[BEGIN RECORDS]

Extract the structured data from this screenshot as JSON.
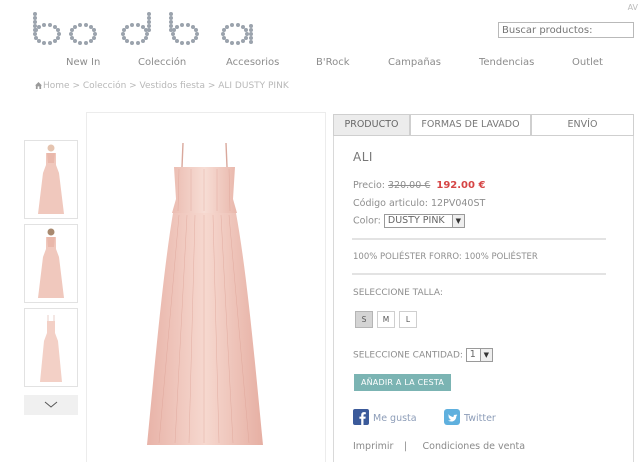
{
  "header": {
    "logo_text": "bdba",
    "corner_text": "AV",
    "search_placeholder": "Buscar productos:"
  },
  "nav": {
    "items": [
      "New In",
      "Colección",
      "Accesorios",
      "B'Rock",
      "Campañas",
      "Tendencias",
      "Outlet"
    ]
  },
  "breadcrumb": {
    "home": "Home",
    "separator": " > ",
    "items": [
      "Colección",
      "Vestidos fiesta",
      "ALI DUSTY PINK"
    ]
  },
  "gallery": {
    "thumb_count": 3,
    "more_icon": "chevron-down-icon",
    "dress_color": "#f2c9bf"
  },
  "tabs": [
    "PRODUCTO",
    "FORMAS DE LAVADO",
    "ENVÍO"
  ],
  "product": {
    "name": "ALI",
    "price_label": "Precio:",
    "old_price": "320.00 €",
    "new_price": "192.00 €",
    "code_label": "Código articulo:",
    "code": "12PV040ST",
    "color_label": "Color:",
    "color_value": "DUSTY PINK",
    "composition": "100% POLIÉSTER FORRO: 100% POLIÉSTER",
    "size_label": "SELECCIONE TALLA:",
    "sizes": [
      "S",
      "M",
      "L"
    ],
    "selected_size": "S",
    "qty_label": "SELECCIONE CANTIDAD:",
    "qty_value": "1",
    "add_to_cart": "AÑADIR A LA CESTA"
  },
  "social": {
    "facebook": "Me gusta",
    "twitter": "Twitter"
  },
  "footer_links": {
    "print": "Imprimir",
    "separator": "|",
    "conditions": "Condiciones de venta"
  },
  "colors": {
    "accent": "#7bb4b3",
    "sale_price": "#d64545"
  }
}
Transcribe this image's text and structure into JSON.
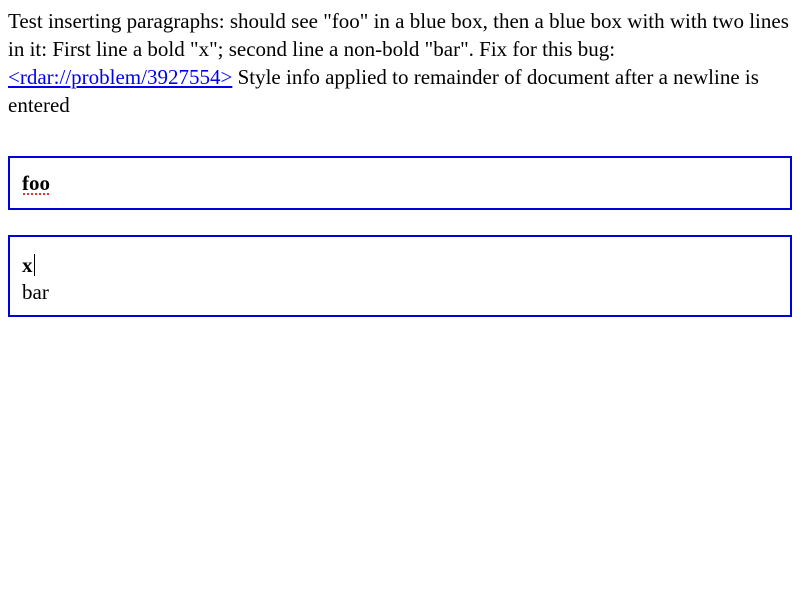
{
  "intro": {
    "text_before_link": "Test inserting paragraphs: should see \"foo\" in a blue box, then a blue box with with two lines in it: First line a bold \"x\"; second line a non-bold \"bar\". Fix for this bug: ",
    "link_text": "<rdar://problem/3927554>",
    "text_after_link": " Style info applied to remainder of document after a newline is entered"
  },
  "box1": {
    "text": "foo"
  },
  "box2": {
    "line1": "x",
    "line2": "bar"
  },
  "colors": {
    "box_border": "#0000d8",
    "link": "#0000ee",
    "spellcheck_underline": "#e02020"
  }
}
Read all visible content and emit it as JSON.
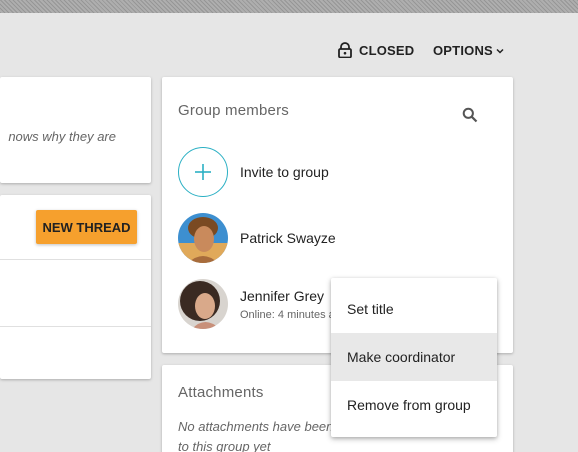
{
  "topbar": {
    "closed_label": "CLOSED",
    "options_label": "OPTIONS"
  },
  "left_cards": {
    "description_fragment": "nows why they are",
    "new_thread_label": "NEW THREAD"
  },
  "members": {
    "title": "Group members",
    "invite_label": "Invite to group",
    "list": [
      {
        "name": "Patrick Swayze",
        "status": ""
      },
      {
        "name": "Jennifer Grey",
        "status": "Online: 4 minutes ago"
      }
    ]
  },
  "attachments": {
    "title": "Attachments",
    "empty_text": "No attachments have been added to this group yet"
  },
  "context_menu": {
    "items": [
      "Set title",
      "Make coordinator",
      "Remove from group"
    ],
    "active_index": 1
  },
  "colors": {
    "accent_teal": "#2bb0c4",
    "new_thread_orange": "#f6a02d",
    "background": "#e6e6e6"
  }
}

[END RECORDS]

## TASK REQUIREMENTS
Copy the data word for word. Pictures do not go in the copy.

## RESPONSE TO THIS EXERCISE
Extract the structured data from this screenshot as JSON.
{
  "header": {
    "logo_text": "bdba",
    "corner_text": "AV",
    "search_placeholder": "Buscar productos:"
  },
  "nav": {
    "items": [
      "New In",
      "Colección",
      "Accesorios",
      "B'Rock",
      "Campañas",
      "Tendencias",
      "Outlet"
    ]
  },
  "breadcrumb": {
    "home": "Home",
    "separator": " > ",
    "items": [
      "Colección",
      "Vestidos fiesta",
      "ALI DUSTY PINK"
    ]
  },
  "gallery": {
    "thumb_count": 3,
    "more_icon": "chevron-down-icon",
    "dress_color": "#f2c9bf"
  },
  "tabs": [
    "PRODUCTO",
    "FORMAS DE LAVADO",
    "ENVÍO"
  ],
  "product": {
    "name": "ALI",
    "price_label": "Precio:",
    "old_price": "320.00 €",
    "new_price": "192.00 €",
    "code_label": "Código articulo:",
    "code": "12PV040ST",
    "color_label": "Color:",
    "color_value": "DUSTY PINK",
    "composition": "100% POLIÉSTER FORRO: 100% POLIÉSTER",
    "size_label": "SELECCIONE TALLA:",
    "sizes": [
      "S",
      "M",
      "L"
    ],
    "selected_size": "S",
    "qty_label": "SELECCIONE CANTIDAD:",
    "qty_value": "1",
    "add_to_cart": "AÑADIR A LA CESTA"
  },
  "social": {
    "facebook": "Me gusta",
    "twitter": "Twitter"
  },
  "footer_links": {
    "print": "Imprimir",
    "separator": "|",
    "conditions": "Condiciones de venta"
  },
  "colors": {
    "accent": "#7bb4b3",
    "sale_price": "#d64545"
  }
}
Transcribe this image's text and structure into JSON.
{
  "intro": {
    "text_before_link": "Test inserting paragraphs: should see \"foo\" in a blue box, then a blue box with with two lines in it: First line a bold \"x\"; second line a non-bold \"bar\". Fix for this bug: ",
    "link_text": "<rdar://problem/3927554>",
    "text_after_link": " Style info applied to remainder of document after a newline is entered"
  },
  "box1": {
    "text": "foo"
  },
  "box2": {
    "line1": "x",
    "line2": "bar"
  },
  "colors": {
    "box_border": "#0000d8",
    "link": "#0000ee",
    "spellcheck_underline": "#e02020"
  }
}
Read all visible content and emit it as JSON.
{
  "topbar": {
    "closed_label": "CLOSED",
    "options_label": "OPTIONS"
  },
  "left_cards": {
    "description_fragment": "nows why they are",
    "new_thread_label": "NEW THREAD"
  },
  "members": {
    "title": "Group members",
    "invite_label": "Invite to group",
    "list": [
      {
        "name": "Patrick Swayze",
        "status": ""
      },
      {
        "name": "Jennifer Grey",
        "status": "Online: 4 minutes ago"
      }
    ]
  },
  "attachments": {
    "title": "Attachments",
    "empty_text": "No attachments have been added to this group yet"
  },
  "context_menu": {
    "items": [
      "Set title",
      "Make coordinator",
      "Remove from group"
    ],
    "active_index": 1
  },
  "colors": {
    "accent_teal": "#2bb0c4",
    "new_thread_orange": "#f6a02d",
    "background": "#e6e6e6"
  }
}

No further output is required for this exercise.